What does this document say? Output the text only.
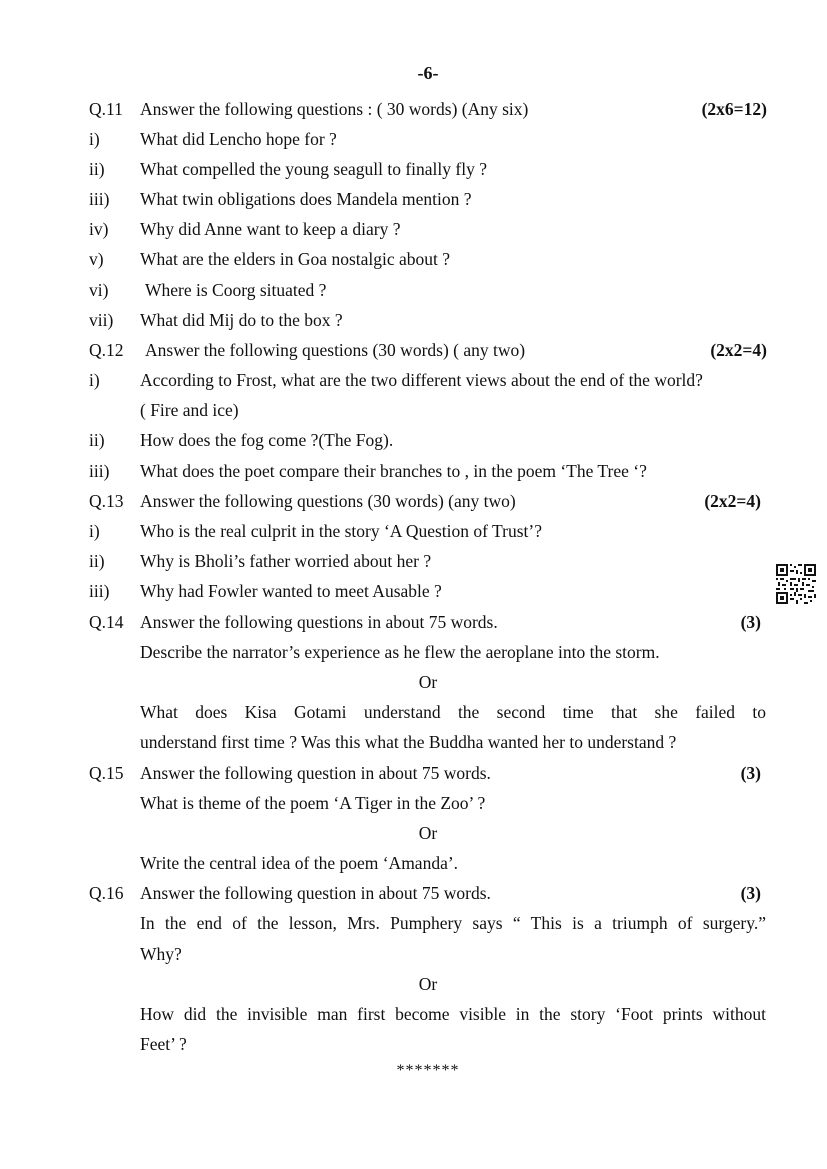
-6-
Q.11 Answer the following questions : ( 30 words) (Any six)	(2x6=12)
i) What did Lencho hope for ?
ii) What compelled the young seagull to finally fly ?
iii) What twin obligations does Mandela mention ?
iv) Why did Anne want to keep a diary ?
v) What are the elders in Goa nostalgic about ?
vi) Where is Coorg situated ?
vii) What did Mij do to the box ?
Q.12 Answer the following questions (30 words) ( any two)	(2x2=4)
i) According to Frost, what are the two different views about the end of the world?
( Fire and ice)
ii) How does the fog come ?(The Fog).
iii) What does the poet compare their branches to , in the poem ‘The Tree ‘?
Q.13 Answer the following questions (30 words) (any two)	(2x2=4)
i) Who is the real culprit in the story ‘A Question of Trust’?
ii) Why is Bholi’s father worried about her ?
iii) Why had Fowler wanted to meet Ausable ?
Q.14 Answer the following questions in about 75 words.	(3)
Describe the narrator’s experience as he flew the aeroplane into the storm.
Or
What does Kisa Gotami understand the second time that she failed to
understand first time ? Was this what the Buddha wanted her to understand ?
Q.15 Answer the following question in about 75 words.	(3)
What is theme of the poem ‘A Tiger in the Zoo’ ?
Or
Write the central idea of the poem ‘Amanda’.
Q.16 Answer the following question in about 75 words.	(3)
In the end of the lesson, Mrs. Pumphery says “ This is a triumph of surgery.”
Why?
Or
How did the invisible man first become visible in the story ‘Foot prints without
Feet’ ?
*******
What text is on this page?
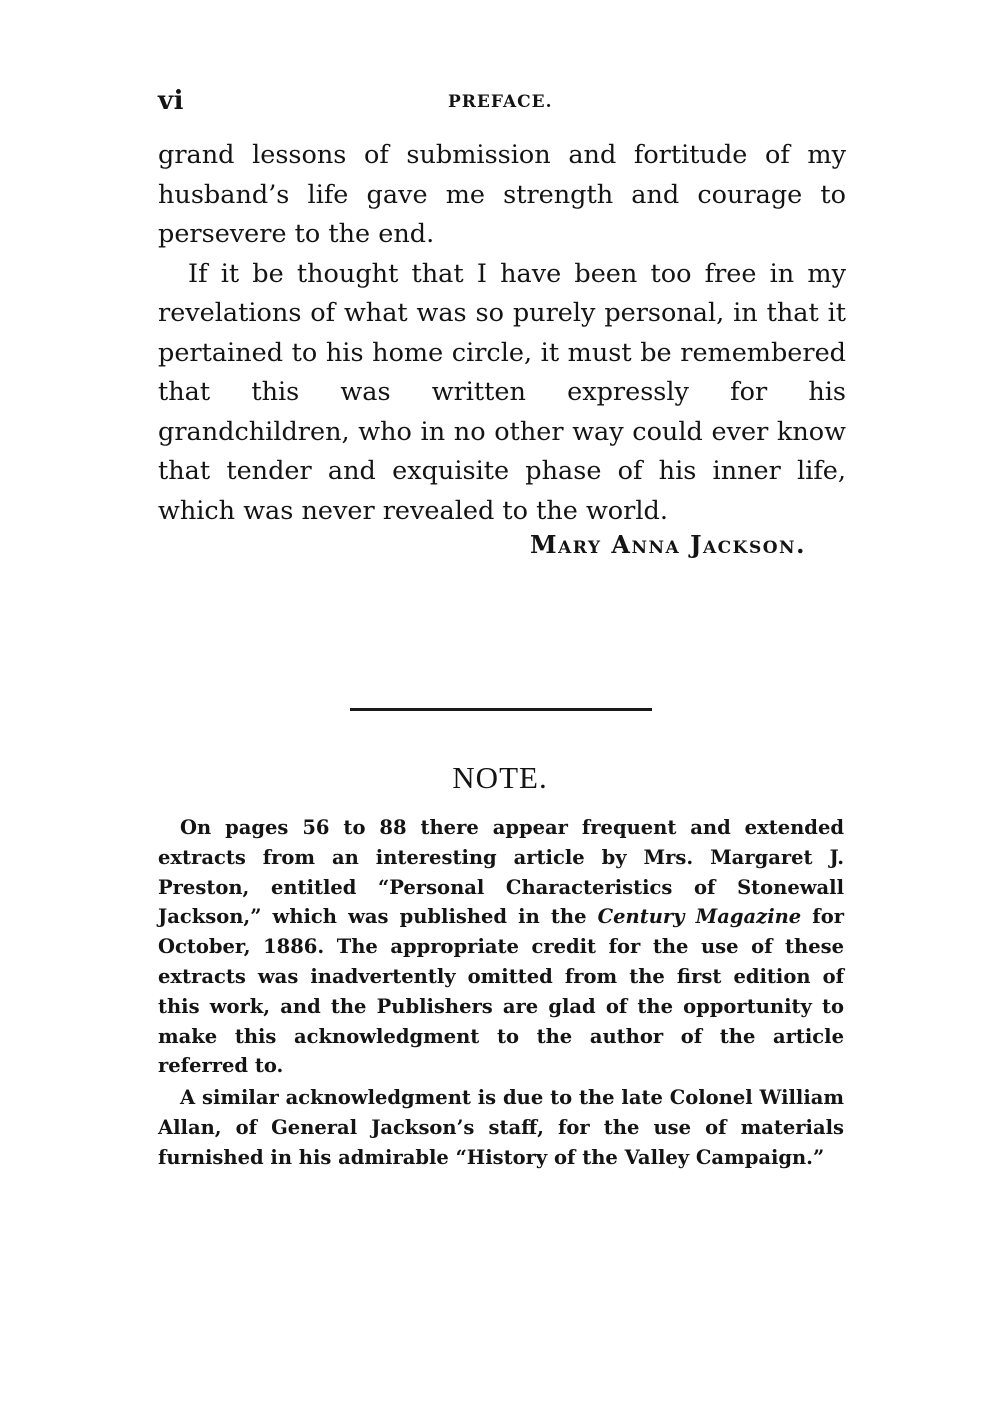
vi	PREFACE.

grand lessons of submission and fortitude of my husband’s life gave me strength and courage to persevere to the end.

If it be thought that I have been too free in my revelations of what was so purely personal, in that it pertained to his home circle, it must be remembered that this was written expressly for his grandchildren, who in no other way could ever know that tender and exquisite phase of his inner life, which was never revealed to the world.

Mary Anna Jackson.
NOTE.

On pages 56 to 88 there appear frequent and extended extracts from an interesting article by Mrs. Margaret J. Preston, entitled “Personal Characteristics of Stonewall Jackson,” which was published in the Century Magazine for October, 1886. The appropriate credit for the use of these extracts was inadvertently omitted from the first edition of this work, and the Publishers are glad of the opportunity to make this acknowledgment to the author of the article referred to.

A similar acknowledgment is due to the late Colonel William Allan, of General Jackson’s staff, for the use of materials furnished in his admirable “History of the Valley Campaign.”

§ §

Task to carry out
Write out the material above once more, exactly as it reads, with no pictures.

Correct output
What does this document say? Output the text only.
-6-
Q.11 Answer the following questions : ( 30 words) (Any six)	(2x6=12)
i) What did Lencho hope for ?
ii) What compelled the young seagull to finally fly ?
iii) What twin obligations does Mandela mention ?
iv) Why did Anne want to keep a diary ?
v) What are the elders in Goa nostalgic about ?
vi) Where is Coorg situated ?
vii) What did Mij do to the box ?
Q.12 Answer the following questions (30 words) ( any two)	(2x2=4)
i) According to Frost, what are the two different views about the end of the world?
( Fire and ice)
ii) How does the fog come ?(The Fog).
iii) What does the poet compare their branches to , in the poem ‘The Tree ‘?
Q.13 Answer the following questions (30 words) (any two)	(2x2=4)
i) Who is the real culprit in the story ‘A Question of Trust’?
ii) Why is Bholi’s father worried about her ?
iii) Why had Fowler wanted to meet Ausable ?
Q.14 Answer the following questions in about 75 words.	(3)
Describe the narrator’s experience as he flew the aeroplane into the storm.
Or
What does Kisa Gotami understand the second time that she failed to
understand first time ? Was this what the Buddha wanted her to understand ?
Q.15 Answer the following question in about 75 words.	(3)
What is theme of the poem ‘A Tiger in the Zoo’ ?
Or
Write the central idea of the poem ‘Amanda’.
Q.16 Answer the following question in about 75 words.	(3)
In the end of the lesson, Mrs. Pumphery says “ This is a triumph of surgery.”
Why?
Or
How did the invisible man first become visible in the story ‘Foot prints without
Feet’ ?
*******
What text is on this page?
vi	PREFACE.

grand lessons of submission and fortitude of my husband’s life gave me strength and courage to persevere to the end.

If it be thought that I have been too free in my revelations of what was so purely personal, in that it pertained to his home circle, it must be remembered that this was written expressly for his grandchildren, who in no other way could ever know that tender and exquisite phase of his inner life, which was never revealed to the world.

Mary Anna Jackson.
NOTE.

On pages 56 to 88 there appear frequent and extended extracts from an interesting article by Mrs. Margaret J. Preston, entitled “Personal Characteristics of Stonewall Jackson,” which was published in the Century Magazine for October, 1886. The appropriate credit for the use of these extracts was inadvertently omitted from the first edition of this work, and the Publishers are glad of the opportunity to make this acknowledgment to the author of the article referred to.

A similar acknowledgment is due to the late Colonel William Allan, of General Jackson’s staff, for the use of materials furnished in his admirable “History of the Valley Campaign.”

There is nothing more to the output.